*** PROVIDED INFORMATION ***

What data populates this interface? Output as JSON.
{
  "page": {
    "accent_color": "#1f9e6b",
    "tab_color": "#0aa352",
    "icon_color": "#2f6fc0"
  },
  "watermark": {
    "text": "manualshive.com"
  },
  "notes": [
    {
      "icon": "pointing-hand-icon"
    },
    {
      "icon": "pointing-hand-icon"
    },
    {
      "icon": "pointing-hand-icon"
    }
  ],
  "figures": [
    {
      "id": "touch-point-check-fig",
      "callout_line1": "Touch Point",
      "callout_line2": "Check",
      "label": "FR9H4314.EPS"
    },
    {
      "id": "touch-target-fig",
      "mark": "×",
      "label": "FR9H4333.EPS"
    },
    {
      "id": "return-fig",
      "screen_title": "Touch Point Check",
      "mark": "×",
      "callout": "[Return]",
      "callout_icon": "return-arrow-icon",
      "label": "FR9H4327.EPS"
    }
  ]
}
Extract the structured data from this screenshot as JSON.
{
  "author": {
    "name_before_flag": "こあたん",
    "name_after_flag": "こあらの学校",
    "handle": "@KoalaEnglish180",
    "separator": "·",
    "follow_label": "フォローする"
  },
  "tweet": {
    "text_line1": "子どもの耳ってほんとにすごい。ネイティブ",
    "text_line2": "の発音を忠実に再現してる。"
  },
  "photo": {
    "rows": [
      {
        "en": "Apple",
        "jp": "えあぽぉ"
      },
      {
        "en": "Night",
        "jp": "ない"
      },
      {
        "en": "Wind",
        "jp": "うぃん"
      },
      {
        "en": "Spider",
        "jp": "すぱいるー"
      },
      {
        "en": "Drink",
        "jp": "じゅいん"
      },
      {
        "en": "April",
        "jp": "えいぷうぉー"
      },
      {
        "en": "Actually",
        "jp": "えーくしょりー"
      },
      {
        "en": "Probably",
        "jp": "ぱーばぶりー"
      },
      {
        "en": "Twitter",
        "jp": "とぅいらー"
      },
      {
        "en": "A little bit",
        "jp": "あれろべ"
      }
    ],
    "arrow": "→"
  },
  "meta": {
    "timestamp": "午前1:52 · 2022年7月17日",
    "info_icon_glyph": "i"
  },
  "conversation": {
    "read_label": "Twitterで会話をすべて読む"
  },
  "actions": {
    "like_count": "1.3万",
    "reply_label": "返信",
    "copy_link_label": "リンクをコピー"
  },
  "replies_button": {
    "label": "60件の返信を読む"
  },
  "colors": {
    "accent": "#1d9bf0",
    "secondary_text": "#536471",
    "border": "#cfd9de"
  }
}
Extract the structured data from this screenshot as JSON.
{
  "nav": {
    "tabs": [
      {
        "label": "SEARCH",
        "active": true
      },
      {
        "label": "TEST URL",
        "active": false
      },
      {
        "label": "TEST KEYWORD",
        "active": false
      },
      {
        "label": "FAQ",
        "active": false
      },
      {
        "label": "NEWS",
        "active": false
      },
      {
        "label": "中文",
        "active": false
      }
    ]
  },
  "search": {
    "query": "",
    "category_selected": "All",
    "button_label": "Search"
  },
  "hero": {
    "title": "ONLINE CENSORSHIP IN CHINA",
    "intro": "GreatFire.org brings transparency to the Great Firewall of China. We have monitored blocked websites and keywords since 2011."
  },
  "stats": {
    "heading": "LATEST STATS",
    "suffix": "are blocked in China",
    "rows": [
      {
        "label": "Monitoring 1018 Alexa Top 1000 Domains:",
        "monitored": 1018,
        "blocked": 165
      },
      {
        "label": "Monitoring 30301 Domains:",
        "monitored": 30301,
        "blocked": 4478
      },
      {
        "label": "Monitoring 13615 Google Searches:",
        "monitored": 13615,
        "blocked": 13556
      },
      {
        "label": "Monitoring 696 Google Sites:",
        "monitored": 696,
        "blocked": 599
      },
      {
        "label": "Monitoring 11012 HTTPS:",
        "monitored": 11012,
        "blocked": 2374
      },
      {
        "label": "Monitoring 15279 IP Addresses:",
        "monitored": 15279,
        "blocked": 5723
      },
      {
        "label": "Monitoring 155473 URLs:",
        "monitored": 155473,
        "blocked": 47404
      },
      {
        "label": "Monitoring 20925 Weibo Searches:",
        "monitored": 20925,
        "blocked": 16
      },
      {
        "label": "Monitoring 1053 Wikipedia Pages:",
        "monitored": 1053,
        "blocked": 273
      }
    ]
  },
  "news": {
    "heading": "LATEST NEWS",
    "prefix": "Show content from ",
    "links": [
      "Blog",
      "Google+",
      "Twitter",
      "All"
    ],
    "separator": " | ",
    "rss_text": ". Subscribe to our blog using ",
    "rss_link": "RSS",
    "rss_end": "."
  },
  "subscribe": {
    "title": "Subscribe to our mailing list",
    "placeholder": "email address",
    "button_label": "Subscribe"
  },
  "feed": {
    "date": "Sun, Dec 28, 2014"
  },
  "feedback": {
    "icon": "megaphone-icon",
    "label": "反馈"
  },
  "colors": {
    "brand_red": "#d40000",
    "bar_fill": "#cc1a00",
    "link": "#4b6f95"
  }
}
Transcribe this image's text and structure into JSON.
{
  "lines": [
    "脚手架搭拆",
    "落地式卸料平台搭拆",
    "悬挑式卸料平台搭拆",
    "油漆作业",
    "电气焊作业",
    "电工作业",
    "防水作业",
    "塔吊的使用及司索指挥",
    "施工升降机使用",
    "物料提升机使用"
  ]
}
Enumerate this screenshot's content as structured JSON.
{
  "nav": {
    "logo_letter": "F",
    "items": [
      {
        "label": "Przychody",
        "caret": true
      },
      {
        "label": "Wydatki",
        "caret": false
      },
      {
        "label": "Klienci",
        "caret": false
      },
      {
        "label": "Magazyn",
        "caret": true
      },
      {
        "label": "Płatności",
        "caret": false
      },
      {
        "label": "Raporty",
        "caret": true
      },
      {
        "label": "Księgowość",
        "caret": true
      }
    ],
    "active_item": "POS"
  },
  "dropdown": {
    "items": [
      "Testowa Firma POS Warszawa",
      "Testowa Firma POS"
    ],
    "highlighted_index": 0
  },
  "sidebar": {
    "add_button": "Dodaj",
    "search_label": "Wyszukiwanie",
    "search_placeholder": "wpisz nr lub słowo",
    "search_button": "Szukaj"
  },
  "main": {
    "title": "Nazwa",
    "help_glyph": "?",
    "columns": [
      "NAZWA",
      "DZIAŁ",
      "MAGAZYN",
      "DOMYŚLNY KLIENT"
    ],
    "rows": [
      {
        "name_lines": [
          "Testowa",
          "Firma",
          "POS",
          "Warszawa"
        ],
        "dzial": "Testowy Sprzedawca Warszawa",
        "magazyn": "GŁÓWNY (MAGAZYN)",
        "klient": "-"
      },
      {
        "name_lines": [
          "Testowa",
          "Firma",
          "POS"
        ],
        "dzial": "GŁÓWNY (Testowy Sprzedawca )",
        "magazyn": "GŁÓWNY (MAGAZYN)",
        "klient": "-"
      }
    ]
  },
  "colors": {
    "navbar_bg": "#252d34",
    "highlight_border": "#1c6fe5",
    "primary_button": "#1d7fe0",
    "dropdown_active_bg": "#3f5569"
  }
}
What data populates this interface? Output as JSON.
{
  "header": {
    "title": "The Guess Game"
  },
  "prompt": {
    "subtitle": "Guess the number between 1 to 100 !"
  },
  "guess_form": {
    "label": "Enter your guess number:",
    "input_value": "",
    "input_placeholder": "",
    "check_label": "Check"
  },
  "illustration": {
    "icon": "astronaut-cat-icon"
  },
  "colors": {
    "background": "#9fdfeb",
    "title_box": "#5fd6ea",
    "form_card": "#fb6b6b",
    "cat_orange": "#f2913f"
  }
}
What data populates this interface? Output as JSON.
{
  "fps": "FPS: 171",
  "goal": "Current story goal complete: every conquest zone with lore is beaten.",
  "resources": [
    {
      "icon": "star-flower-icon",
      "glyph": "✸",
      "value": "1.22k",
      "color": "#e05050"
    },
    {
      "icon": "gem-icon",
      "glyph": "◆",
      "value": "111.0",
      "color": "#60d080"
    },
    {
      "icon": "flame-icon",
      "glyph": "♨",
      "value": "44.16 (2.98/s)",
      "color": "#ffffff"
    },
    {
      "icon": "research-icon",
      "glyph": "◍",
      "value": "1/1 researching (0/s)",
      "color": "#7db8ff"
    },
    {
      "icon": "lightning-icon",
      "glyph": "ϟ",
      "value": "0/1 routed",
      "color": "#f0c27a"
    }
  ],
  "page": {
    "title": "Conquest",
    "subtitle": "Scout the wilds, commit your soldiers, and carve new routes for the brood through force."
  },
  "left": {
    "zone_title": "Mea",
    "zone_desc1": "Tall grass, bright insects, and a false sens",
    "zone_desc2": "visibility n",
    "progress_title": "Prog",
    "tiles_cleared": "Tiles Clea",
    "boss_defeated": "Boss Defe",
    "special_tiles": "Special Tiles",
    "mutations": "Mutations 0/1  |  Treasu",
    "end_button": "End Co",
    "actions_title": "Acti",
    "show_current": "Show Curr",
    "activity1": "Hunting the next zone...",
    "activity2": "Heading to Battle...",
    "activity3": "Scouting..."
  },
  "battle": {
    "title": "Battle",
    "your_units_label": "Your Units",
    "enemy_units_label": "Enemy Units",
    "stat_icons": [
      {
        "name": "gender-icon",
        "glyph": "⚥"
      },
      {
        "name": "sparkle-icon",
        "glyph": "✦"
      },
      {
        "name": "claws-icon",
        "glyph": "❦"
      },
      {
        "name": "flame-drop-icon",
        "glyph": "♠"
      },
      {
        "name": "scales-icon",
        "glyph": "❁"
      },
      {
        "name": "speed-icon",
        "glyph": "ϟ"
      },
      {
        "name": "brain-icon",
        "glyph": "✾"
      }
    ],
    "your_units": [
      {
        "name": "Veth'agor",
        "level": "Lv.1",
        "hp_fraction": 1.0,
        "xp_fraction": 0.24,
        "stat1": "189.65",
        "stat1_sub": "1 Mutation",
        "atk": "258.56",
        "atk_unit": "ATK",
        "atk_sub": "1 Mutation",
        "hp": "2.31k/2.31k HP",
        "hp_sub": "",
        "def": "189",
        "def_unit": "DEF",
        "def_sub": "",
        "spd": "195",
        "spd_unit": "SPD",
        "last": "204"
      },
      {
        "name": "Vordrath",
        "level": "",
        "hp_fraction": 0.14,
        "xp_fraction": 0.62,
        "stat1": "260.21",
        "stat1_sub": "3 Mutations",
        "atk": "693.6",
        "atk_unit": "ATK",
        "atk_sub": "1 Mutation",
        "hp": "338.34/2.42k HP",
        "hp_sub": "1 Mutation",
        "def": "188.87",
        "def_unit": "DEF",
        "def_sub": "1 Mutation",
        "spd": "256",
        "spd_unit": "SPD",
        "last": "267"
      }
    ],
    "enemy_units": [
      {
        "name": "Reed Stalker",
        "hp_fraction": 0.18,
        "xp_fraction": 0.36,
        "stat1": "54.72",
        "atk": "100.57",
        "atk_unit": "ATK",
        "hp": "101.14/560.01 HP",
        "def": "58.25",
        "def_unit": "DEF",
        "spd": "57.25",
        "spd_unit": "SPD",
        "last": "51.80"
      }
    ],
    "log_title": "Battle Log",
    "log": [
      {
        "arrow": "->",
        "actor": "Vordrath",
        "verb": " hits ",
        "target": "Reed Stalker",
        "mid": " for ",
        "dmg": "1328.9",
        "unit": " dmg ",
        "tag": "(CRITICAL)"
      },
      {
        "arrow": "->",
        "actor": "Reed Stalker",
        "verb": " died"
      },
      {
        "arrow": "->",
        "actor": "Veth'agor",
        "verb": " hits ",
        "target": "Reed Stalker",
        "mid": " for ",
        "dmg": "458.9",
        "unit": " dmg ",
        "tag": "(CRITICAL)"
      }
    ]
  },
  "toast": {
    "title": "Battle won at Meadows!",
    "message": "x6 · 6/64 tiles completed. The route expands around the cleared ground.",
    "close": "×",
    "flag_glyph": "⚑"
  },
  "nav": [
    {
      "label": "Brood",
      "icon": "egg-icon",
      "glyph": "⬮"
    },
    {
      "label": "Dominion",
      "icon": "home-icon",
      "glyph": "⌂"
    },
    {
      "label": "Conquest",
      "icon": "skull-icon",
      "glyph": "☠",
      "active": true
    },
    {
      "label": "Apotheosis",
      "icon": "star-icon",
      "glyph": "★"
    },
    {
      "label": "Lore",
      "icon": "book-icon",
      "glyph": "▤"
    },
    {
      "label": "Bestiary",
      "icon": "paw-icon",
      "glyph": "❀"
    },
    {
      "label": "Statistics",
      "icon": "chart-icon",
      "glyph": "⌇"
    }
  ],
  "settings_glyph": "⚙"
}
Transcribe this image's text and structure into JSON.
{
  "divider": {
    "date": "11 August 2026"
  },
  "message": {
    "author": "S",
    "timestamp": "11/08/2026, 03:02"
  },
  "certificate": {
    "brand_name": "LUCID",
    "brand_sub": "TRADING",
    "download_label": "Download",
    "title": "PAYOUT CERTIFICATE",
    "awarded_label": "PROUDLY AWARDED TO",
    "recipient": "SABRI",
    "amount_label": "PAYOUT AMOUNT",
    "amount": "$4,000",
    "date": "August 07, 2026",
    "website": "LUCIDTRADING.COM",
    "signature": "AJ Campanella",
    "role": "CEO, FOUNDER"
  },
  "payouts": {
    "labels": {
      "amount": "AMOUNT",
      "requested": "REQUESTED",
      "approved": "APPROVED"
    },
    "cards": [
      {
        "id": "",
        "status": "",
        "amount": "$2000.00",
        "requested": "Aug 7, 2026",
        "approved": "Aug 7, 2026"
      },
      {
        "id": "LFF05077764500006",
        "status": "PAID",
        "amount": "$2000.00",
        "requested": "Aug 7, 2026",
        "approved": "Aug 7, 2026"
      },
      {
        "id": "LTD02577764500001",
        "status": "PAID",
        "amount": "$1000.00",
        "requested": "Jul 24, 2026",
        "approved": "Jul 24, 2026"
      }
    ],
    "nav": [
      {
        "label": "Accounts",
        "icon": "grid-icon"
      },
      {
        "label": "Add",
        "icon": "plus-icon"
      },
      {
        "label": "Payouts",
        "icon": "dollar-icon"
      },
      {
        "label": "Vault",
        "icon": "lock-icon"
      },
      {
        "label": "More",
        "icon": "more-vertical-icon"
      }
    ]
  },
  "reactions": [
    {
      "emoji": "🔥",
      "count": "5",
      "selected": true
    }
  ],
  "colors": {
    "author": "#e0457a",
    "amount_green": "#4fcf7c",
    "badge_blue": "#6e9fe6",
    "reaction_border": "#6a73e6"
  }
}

***

● SHORT PROBLEM: What is the number of lines in the listing that contain the string "approved"? Reply with that number alone.

● FULL SOLUTION: 4